> Problem to solve: Produce an exact copy of the lines from the line containing "Read this page and output its text content." through the last line of the listing below, both ends included, and nothing else.

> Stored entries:
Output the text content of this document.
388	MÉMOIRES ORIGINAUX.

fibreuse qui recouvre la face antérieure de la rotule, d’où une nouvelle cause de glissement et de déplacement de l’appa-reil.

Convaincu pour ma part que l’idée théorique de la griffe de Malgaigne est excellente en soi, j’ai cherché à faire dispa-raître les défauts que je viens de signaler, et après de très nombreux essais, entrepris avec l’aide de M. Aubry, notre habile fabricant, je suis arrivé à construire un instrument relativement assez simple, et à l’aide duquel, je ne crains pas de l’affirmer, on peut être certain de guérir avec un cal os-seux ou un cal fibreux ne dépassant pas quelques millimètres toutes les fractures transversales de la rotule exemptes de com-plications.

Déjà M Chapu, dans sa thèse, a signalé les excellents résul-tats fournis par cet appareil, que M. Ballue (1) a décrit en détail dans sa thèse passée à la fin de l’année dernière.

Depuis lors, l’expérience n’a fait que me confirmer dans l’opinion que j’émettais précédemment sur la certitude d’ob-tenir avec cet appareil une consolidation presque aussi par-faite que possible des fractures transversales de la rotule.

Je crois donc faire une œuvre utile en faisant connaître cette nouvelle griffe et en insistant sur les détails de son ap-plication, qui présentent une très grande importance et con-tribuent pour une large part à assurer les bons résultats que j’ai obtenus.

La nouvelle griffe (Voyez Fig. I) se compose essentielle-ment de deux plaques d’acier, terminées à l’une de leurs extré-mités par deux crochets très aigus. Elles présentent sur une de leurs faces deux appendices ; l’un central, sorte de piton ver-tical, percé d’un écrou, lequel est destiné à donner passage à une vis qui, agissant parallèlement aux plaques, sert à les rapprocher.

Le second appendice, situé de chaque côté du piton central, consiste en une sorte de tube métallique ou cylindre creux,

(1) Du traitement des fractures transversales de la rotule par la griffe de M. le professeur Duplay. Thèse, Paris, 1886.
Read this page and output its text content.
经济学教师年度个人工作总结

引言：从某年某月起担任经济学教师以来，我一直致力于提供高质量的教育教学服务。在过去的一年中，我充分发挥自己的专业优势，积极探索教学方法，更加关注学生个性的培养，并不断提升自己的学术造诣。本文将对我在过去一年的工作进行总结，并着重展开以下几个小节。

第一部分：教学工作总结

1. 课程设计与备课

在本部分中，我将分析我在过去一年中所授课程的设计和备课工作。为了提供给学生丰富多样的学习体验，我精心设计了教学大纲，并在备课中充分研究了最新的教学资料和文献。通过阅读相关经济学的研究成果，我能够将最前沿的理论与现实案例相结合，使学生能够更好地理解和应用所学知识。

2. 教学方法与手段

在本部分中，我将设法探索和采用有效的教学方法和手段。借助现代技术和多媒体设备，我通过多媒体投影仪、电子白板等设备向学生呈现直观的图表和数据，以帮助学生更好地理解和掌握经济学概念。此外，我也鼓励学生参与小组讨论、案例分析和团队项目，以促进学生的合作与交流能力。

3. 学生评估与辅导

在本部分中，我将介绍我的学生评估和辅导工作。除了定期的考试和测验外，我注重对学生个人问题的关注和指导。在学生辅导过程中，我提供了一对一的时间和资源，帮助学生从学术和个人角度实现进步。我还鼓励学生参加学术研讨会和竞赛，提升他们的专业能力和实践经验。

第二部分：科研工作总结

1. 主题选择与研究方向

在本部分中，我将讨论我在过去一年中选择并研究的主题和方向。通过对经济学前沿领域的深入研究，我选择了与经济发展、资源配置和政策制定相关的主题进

> Right answer:
Read this page and output its text content.
经济学教师年度个人工作总结

引言：从某年某月起担任经济学教师以来，我一直致力于提供高质量的教育教学服务。在过去的一年中，我充分发挥自己的专业优势，积极探索教学方法，更加关注学生个性的培养，并不断提升自己的学术造诣。本文将对我在过去一年的工作进行总结，并着重展开以下几个小节。

第一部分：教学工作总结

1. 课程设计与备课

在本部分中，我将分析我在过去一年中所授课程的设计和备课工作。为了提供给学生丰富多样的学习体验，我精心设计了教学大纲，并在备课中充分研究了最新的教学资料和文献。通过阅读相关经济学的研究成果，我能够将最前沿的理论与现实案例相结合，使学生能够更好地理解和应用所学知识。

2. 教学方法与手段

在本部分中，我将设法探索和采用有效的教学方法和手段。借助现代技术和多媒体设备，我通过多媒体投影仪、电子白板等设备向学生呈现直观的图表和数据，以帮助学生更好地理解和掌握经济学概念。此外，我也鼓励学生参与小组讨论、案例分析和团队项目，以促进学生的合作与交流能力。

3. 学生评估与辅导

在本部分中，我将介绍我的学生评估和辅导工作。除了定期的考试和测验外，我注重对学生个人问题的关注和指导。在学生辅导过程中，我提供了一对一的时间和资源，帮助学生从学术和个人角度实现进步。我还鼓励学生参加学术研讨会和竞赛，提升他们的专业能力和实践经验。

第二部分：科研工作总结

1. 主题选择与研究方向

在本部分中，我将讨论我在过去一年中选择并研究的主题和方向。通过对经济学前沿领域的深入研究，我选择了与经济发展、资源配置和政策制定相关的主题进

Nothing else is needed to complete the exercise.